(Records from a data collection)
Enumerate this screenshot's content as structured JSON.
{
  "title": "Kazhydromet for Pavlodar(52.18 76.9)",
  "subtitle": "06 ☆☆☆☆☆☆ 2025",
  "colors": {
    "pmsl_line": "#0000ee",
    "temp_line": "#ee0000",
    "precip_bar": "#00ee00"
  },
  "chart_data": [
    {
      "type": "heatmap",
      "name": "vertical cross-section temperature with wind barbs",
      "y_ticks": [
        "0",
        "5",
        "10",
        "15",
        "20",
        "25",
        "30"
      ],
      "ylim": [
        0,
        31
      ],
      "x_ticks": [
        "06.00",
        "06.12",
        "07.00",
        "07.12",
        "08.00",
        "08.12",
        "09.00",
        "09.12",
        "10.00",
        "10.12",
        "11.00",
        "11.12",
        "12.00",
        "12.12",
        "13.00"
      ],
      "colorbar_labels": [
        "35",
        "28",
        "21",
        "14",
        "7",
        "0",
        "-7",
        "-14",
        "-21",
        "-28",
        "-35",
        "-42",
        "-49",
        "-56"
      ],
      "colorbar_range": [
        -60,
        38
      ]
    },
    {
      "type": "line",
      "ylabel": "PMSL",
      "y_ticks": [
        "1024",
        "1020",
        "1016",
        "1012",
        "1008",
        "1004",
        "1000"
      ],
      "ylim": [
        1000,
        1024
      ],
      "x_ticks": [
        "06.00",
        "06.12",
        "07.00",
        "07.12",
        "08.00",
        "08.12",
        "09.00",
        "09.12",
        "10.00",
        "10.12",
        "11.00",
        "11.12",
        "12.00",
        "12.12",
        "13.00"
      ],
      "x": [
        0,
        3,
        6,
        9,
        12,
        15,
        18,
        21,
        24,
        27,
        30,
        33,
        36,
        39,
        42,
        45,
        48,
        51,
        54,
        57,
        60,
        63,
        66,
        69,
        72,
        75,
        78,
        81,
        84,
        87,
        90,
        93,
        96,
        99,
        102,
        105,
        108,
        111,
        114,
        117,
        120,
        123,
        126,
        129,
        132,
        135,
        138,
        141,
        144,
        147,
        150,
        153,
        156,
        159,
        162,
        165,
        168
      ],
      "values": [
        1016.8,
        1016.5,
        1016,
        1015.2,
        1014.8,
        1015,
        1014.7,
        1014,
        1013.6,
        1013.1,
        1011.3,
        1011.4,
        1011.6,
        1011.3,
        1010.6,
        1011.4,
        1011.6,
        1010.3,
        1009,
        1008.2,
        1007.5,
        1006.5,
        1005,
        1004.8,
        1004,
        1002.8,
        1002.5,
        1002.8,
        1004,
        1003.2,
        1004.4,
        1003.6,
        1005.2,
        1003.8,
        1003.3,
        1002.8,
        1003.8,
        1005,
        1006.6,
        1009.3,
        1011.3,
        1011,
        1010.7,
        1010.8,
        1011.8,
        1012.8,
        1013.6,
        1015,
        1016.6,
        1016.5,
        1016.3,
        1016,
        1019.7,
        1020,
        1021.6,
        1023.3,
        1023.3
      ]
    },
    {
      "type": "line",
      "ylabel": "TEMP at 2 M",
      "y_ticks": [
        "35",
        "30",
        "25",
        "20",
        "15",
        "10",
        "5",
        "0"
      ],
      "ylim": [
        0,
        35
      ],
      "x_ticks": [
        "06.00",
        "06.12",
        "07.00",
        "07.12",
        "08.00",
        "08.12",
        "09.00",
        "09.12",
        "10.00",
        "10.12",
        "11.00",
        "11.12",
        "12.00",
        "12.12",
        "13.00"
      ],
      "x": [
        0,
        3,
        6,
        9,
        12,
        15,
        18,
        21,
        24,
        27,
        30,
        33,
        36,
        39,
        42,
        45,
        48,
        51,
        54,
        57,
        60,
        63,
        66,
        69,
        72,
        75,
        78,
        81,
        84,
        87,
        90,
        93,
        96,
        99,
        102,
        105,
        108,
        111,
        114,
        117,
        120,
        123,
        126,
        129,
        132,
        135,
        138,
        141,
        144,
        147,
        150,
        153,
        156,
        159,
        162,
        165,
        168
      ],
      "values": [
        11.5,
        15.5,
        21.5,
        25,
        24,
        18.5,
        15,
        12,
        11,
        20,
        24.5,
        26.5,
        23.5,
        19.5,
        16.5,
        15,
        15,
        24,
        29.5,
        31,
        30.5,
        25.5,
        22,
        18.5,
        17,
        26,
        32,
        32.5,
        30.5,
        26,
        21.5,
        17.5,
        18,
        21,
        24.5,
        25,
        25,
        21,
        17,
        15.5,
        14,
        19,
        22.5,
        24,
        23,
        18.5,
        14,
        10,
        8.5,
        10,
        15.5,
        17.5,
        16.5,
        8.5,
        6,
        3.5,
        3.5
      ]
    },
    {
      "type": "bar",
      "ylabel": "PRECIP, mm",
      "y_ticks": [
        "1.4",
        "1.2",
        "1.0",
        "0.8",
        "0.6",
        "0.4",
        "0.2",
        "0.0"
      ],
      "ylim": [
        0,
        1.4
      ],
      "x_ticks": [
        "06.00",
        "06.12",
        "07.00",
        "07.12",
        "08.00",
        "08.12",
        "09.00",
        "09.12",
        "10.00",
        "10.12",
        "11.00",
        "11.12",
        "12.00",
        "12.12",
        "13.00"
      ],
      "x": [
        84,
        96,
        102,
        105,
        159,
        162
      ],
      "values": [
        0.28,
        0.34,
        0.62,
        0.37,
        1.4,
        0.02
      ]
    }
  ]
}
--
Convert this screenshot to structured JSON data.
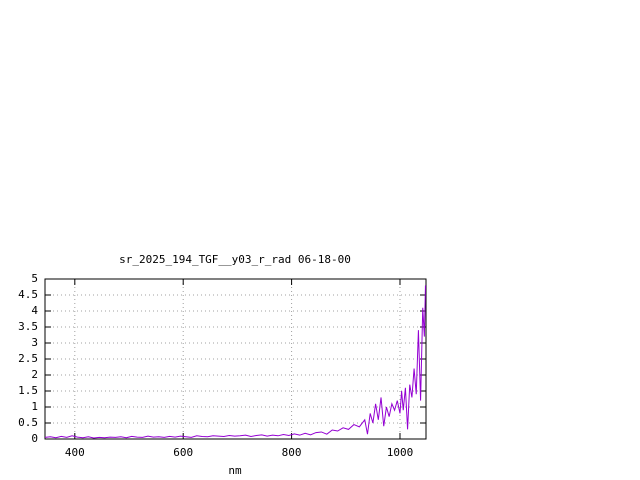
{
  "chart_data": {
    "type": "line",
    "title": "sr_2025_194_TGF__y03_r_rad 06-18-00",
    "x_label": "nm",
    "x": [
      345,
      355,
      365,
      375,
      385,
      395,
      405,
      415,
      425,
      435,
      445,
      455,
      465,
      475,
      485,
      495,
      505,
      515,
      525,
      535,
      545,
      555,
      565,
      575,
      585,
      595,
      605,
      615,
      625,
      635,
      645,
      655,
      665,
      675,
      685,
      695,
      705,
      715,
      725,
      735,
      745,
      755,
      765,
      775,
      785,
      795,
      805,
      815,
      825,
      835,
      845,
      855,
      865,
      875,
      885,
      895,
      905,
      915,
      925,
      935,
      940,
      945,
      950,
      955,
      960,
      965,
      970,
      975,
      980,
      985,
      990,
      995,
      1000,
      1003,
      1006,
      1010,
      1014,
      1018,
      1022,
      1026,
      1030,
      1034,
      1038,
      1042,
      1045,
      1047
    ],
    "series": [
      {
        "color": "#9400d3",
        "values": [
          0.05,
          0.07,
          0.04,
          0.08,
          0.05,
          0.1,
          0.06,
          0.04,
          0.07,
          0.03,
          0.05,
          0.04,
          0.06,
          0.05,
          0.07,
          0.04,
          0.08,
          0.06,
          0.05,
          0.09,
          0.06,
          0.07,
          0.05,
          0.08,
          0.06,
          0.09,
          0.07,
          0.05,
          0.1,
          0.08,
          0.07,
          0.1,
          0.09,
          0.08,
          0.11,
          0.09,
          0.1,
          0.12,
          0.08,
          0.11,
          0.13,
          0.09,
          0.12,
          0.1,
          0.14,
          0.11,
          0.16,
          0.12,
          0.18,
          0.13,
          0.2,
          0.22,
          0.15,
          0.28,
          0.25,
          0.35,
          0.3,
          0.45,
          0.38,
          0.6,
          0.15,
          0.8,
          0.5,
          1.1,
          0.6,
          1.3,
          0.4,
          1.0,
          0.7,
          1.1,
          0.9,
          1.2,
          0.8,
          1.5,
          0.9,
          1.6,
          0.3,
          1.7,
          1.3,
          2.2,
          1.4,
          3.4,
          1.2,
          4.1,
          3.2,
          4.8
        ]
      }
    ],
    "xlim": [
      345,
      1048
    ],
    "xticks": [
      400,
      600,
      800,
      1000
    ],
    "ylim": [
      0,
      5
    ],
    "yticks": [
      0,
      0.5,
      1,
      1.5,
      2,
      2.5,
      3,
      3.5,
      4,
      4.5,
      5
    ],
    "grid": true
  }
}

*Exercise details*. From the records, copy every line that has the string "structured" in it.

*Written reply*.
Enumerate this screenshot's content as structured JSON.
Convert this screenshot to structured JSON data.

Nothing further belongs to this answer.